Stored records
--- BEGIN ---

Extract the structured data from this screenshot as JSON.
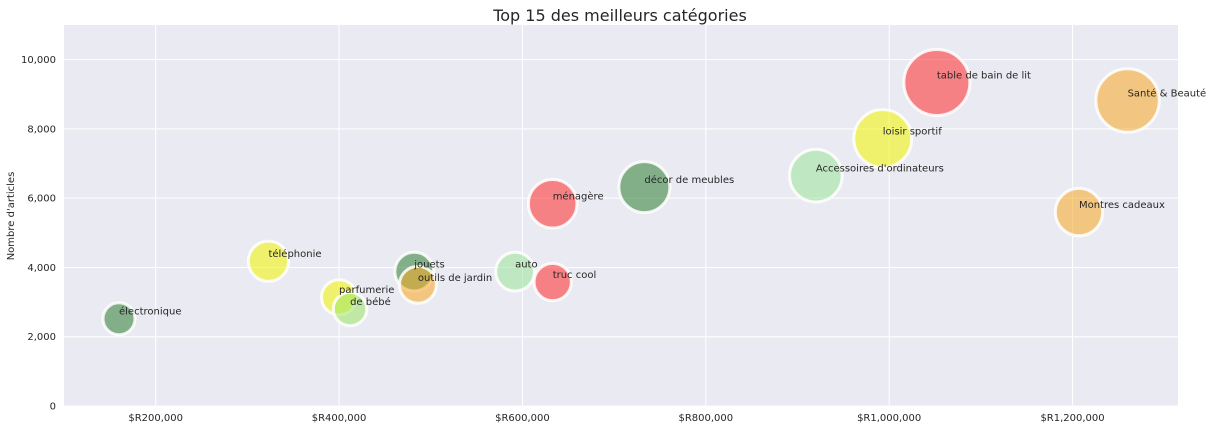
{
  "chart_data": {
    "type": "scatter",
    "title": "Top 15 des meilleurs catégories",
    "xlabel": "",
    "ylabel": "Nombre d'articles",
    "xlim": [
      100000,
      1315000
    ],
    "ylim": [
      0,
      11000
    ],
    "x_ticks": [
      {
        "value": 200000,
        "label": "$R200,000"
      },
      {
        "value": 400000,
        "label": "$R400,000"
      },
      {
        "value": 600000,
        "label": "$R600,000"
      },
      {
        "value": 800000,
        "label": "$R800,000"
      },
      {
        "value": 1000000,
        "label": "$R1,000,000"
      },
      {
        "value": 1200000,
        "label": "$R1,200,000"
      }
    ],
    "y_ticks": [
      {
        "value": 0,
        "label": "0"
      },
      {
        "value": 2000,
        "label": "2,000"
      },
      {
        "value": 4000,
        "label": "4,000"
      },
      {
        "value": 6000,
        "label": "6,000"
      },
      {
        "value": 8000,
        "label": "8,000"
      },
      {
        "value": 10000,
        "label": "10,000"
      }
    ],
    "grid": true,
    "points": [
      {
        "label": "électronique",
        "x": 160000,
        "y": 2520,
        "size": 2520,
        "color": "#2e7d32"
      },
      {
        "label": "téléphonie",
        "x": 323000,
        "y": 4180,
        "size": 4180,
        "color": "#f2f500"
      },
      {
        "label": "parfumerie",
        "x": 400000,
        "y": 3140,
        "size": 3140,
        "color": "#f2f500"
      },
      {
        "label": "de bébé",
        "x": 412000,
        "y": 2800,
        "size": 2800,
        "color": "#9be564"
      },
      {
        "label": "jouets",
        "x": 482000,
        "y": 3880,
        "size": 3880,
        "color": "#2e7d32"
      },
      {
        "label": "outils de jardin",
        "x": 486000,
        "y": 3500,
        "size": 3500,
        "color": "#f7a823"
      },
      {
        "label": "auto",
        "x": 592000,
        "y": 3880,
        "size": 3880,
        "color": "#9be59b"
      },
      {
        "label": "truc cool",
        "x": 633000,
        "y": 3580,
        "size": 3580,
        "color": "#ff2a2a"
      },
      {
        "label": "ménagère",
        "x": 633000,
        "y": 5840,
        "size": 5840,
        "color": "#ff2a2a"
      },
      {
        "label": "décor de meubles",
        "x": 733000,
        "y": 6320,
        "size": 6320,
        "color": "#2e7d32"
      },
      {
        "label": "Accessoires d'ordinateurs",
        "x": 920000,
        "y": 6650,
        "size": 6650,
        "color": "#9be59b"
      },
      {
        "label": "loisir sportif",
        "x": 993000,
        "y": 7720,
        "size": 7720,
        "color": "#f2f500"
      },
      {
        "label": "table de bain de lit",
        "x": 1052000,
        "y": 9340,
        "size": 9340,
        "color": "#ff2a2a"
      },
      {
        "label": "Santé & Beauté",
        "x": 1260000,
        "y": 8820,
        "size": 8820,
        "color": "#f7a823"
      },
      {
        "label": "Montres cadeaux",
        "x": 1207000,
        "y": 5600,
        "size": 5600,
        "color": "#f7a823"
      }
    ],
    "legend": "none"
  }
}
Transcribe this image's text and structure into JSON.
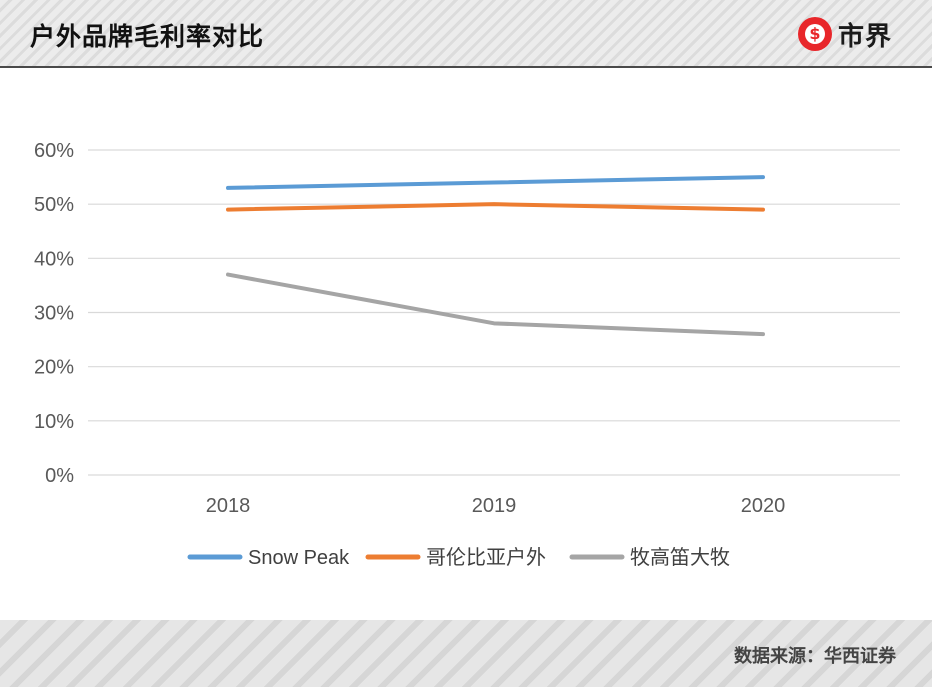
{
  "header": {
    "title": "户外品牌毛利率对比",
    "logo_text": "市界",
    "logo_icon_glyph": "$"
  },
  "footer": {
    "source": "数据来源：华西证券"
  },
  "chart_data": {
    "type": "line",
    "title": "户外品牌毛利率对比",
    "xlabel": "",
    "ylabel": "",
    "categories": [
      "2018",
      "2019",
      "2020"
    ],
    "ylim": [
      0,
      60
    ],
    "yticks": [
      "0%",
      "10%",
      "20%",
      "30%",
      "40%",
      "50%",
      "60%"
    ],
    "grid": true,
    "legend_position": "bottom",
    "series": [
      {
        "name": "Snow Peak",
        "values": [
          53,
          54,
          55
        ],
        "color": "#5b9bd5"
      },
      {
        "name": "哥伦比亚户外",
        "values": [
          49,
          50,
          49
        ],
        "color": "#ed7d31"
      },
      {
        "name": "牧高笛大牧",
        "values": [
          37,
          28,
          26
        ],
        "color": "#a5a5a5"
      }
    ]
  }
}
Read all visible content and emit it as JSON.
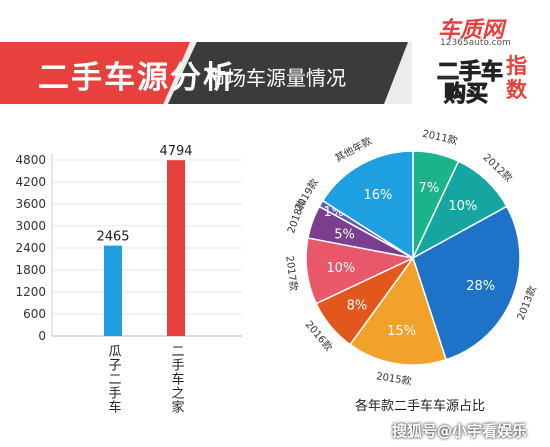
{
  "header": {
    "title": "二手车源分析",
    "subtitle": "市场车源量情况",
    "logo_top": "车质网",
    "logo_url": "12365auto.com",
    "logo_line1": "二手车",
    "logo_line2": "购买",
    "logo_side": "指数"
  },
  "watermark": "搜狐号@小宇看娱乐",
  "colors": {
    "banner_red": "#e8403c",
    "banner_dark": "#3b3b3b",
    "bar_blue": "#1ea0e0",
    "bar_red": "#e8403c"
  },
  "chart_data": [
    {
      "type": "bar",
      "categories": [
        "瓜子二手车",
        "二手车之家"
      ],
      "values": [
        2465,
        4794
      ],
      "data_labels": [
        "2465",
        "4794"
      ],
      "colors": [
        "#1ea0e0",
        "#e8403c"
      ],
      "ylim": [
        0,
        4800
      ],
      "yticks": [
        "0",
        "600",
        "1200",
        "1800",
        "2400",
        "3000",
        "3600",
        "4200",
        "4800"
      ],
      "grid": true,
      "legend": "none"
    },
    {
      "type": "pie",
      "title": "各年款二手车车源占比",
      "slices": [
        {
          "label": "2011款",
          "value": 7,
          "text": "7%",
          "color": "#1ab38a"
        },
        {
          "label": "2012款",
          "value": 10,
          "text": "10%",
          "color": "#16a6a1"
        },
        {
          "label": "2013款",
          "value": 28,
          "text": "28%",
          "color": "#1e73c8"
        },
        {
          "label": "2015款",
          "value": 15,
          "text": "15%",
          "color": "#f2a12a"
        },
        {
          "label": "2016款",
          "value": 8,
          "text": "8%",
          "color": "#e2571c"
        },
        {
          "label": "2017款",
          "value": 10,
          "text": "10%",
          "color": "#e8576a"
        },
        {
          "label": "2018款",
          "value": 5,
          "text": "5%",
          "color": "#7a3e8e"
        },
        {
          "label": "2019款",
          "value": 1,
          "text": "1%",
          "color": "#5a5fb0"
        },
        {
          "label": "其他年款",
          "value": 16,
          "text": "16%",
          "color": "#1ea0e0"
        }
      ],
      "legend": "none"
    }
  ]
}
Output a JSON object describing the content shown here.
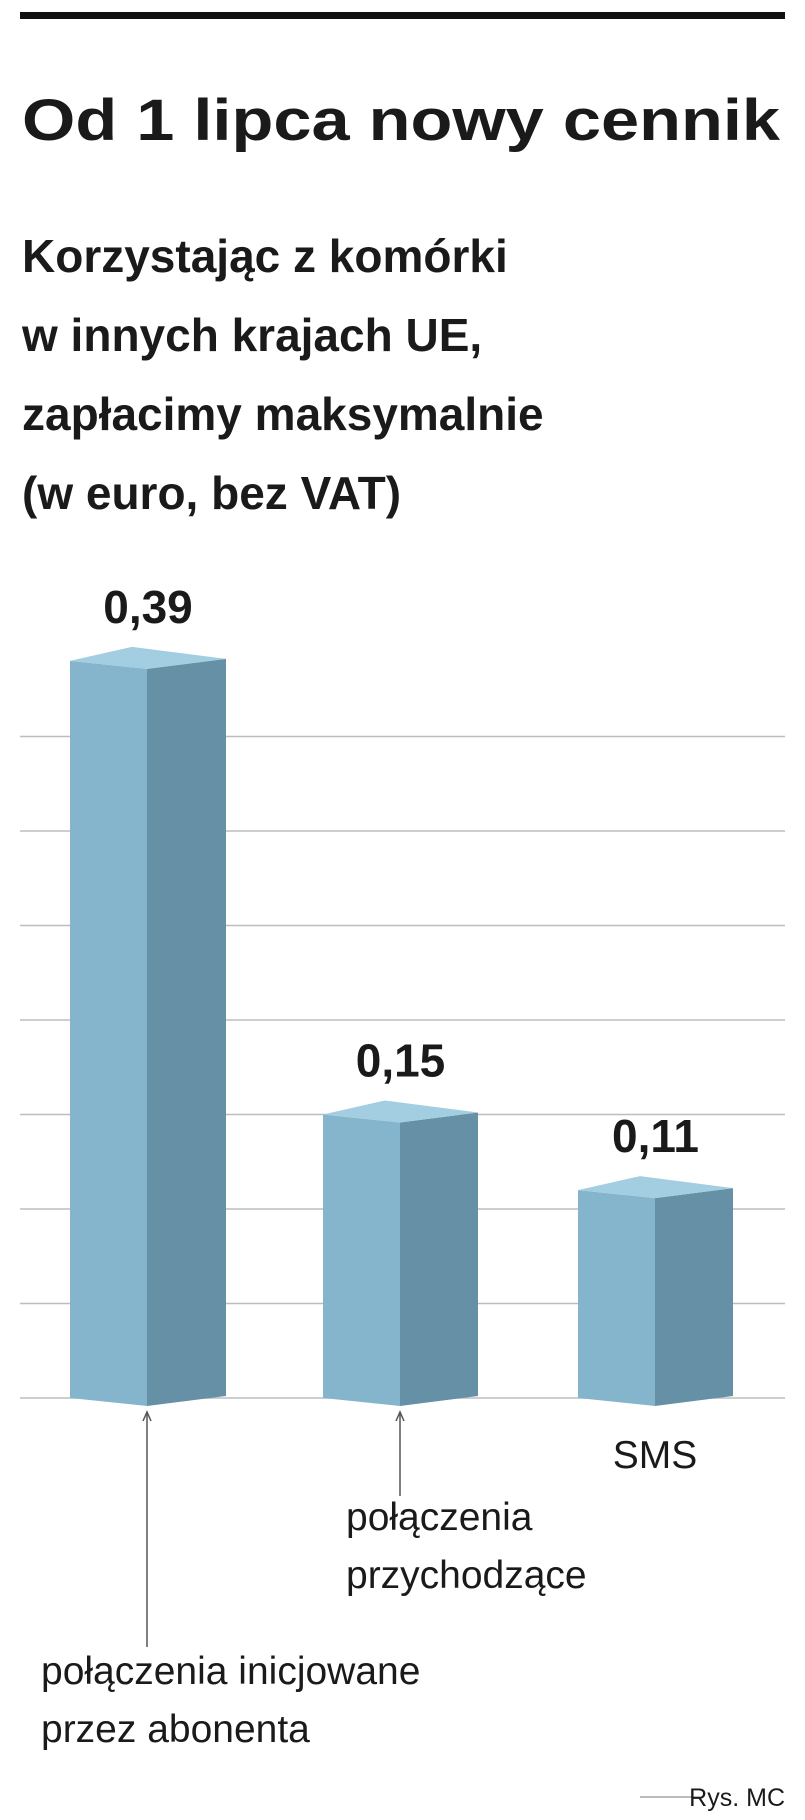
{
  "chart_data": {
    "type": "bar3d",
    "title": "Od 1 lipca nowy cennik",
    "subtitle": [
      "Korzystając z komórki",
      "w innych krajach UE,",
      "zapłacimy maksymalnie",
      "(w euro, bez VAT)"
    ],
    "categories": [
      [
        "połączenia inicjowane",
        "przez abonenta"
      ],
      [
        "połączenia",
        "przychodzące"
      ],
      [
        "SMS"
      ]
    ],
    "values": [
      0.39,
      0.15,
      0.11
    ],
    "value_labels": [
      "0,39",
      "0,15",
      "0,11"
    ],
    "ylim": [
      0,
      0.4
    ],
    "yticks": [
      0,
      0.05,
      0.1,
      0.15,
      0.2,
      0.25,
      0.3,
      0.35
    ],
    "grid": true,
    "color": "#85b5cc",
    "source": "Rys. MC"
  }
}
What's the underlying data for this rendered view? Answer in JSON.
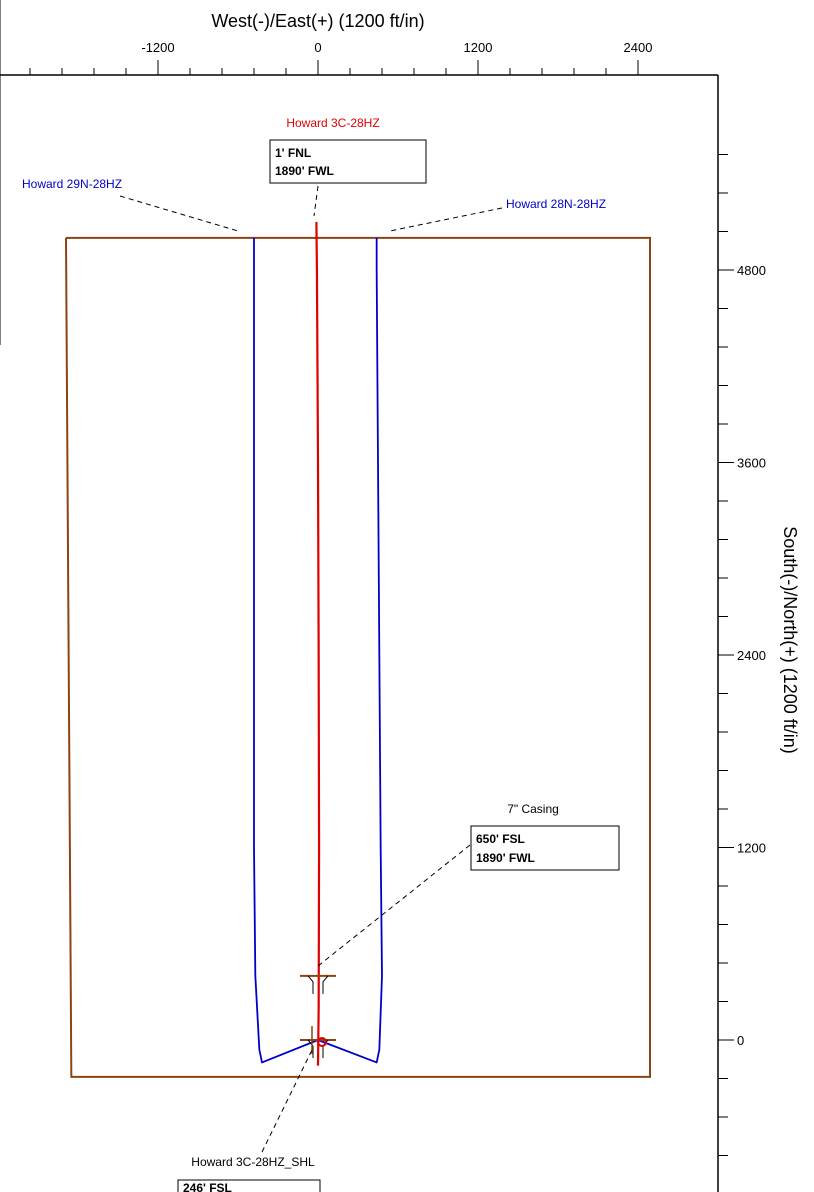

--- END ---

-- Goal of the exercise --
Take the line with "Output a JSON" as the first line and the last line of the records above as the final one; reproduce exactly the lines between them, both included, without pictures.

-- Task solution --
Output a JSON object describing the content shown here.
{
  "chart_data": {
    "type": "bar3d",
    "title": "Od 1 lipca nowy cennik",
    "subtitle": [
      "Korzystając z komórki",
      "w innych krajach UE,",
      "zapłacimy maksymalnie",
      "(w euro, bez VAT)"
    ],
    "categories": [
      [
        "połączenia inicjowane",
        "przez abonenta"
      ],
      [
        "połączenia",
        "przychodzące"
      ],
      [
        "SMS"
      ]
    ],
    "values": [
      0.39,
      0.15,
      0.11
    ],
    "value_labels": [
      "0,39",
      "0,15",
      "0,11"
    ],
    "ylim": [
      0,
      0.4
    ],
    "yticks": [
      0,
      0.05,
      0.1,
      0.15,
      0.2,
      0.25,
      0.3,
      0.35
    ],
    "grid": true,
    "color": "#85b5cc",
    "source": "Rys. MC"
  }
}
What's the underlying data for this rendered view? Answer in JSON.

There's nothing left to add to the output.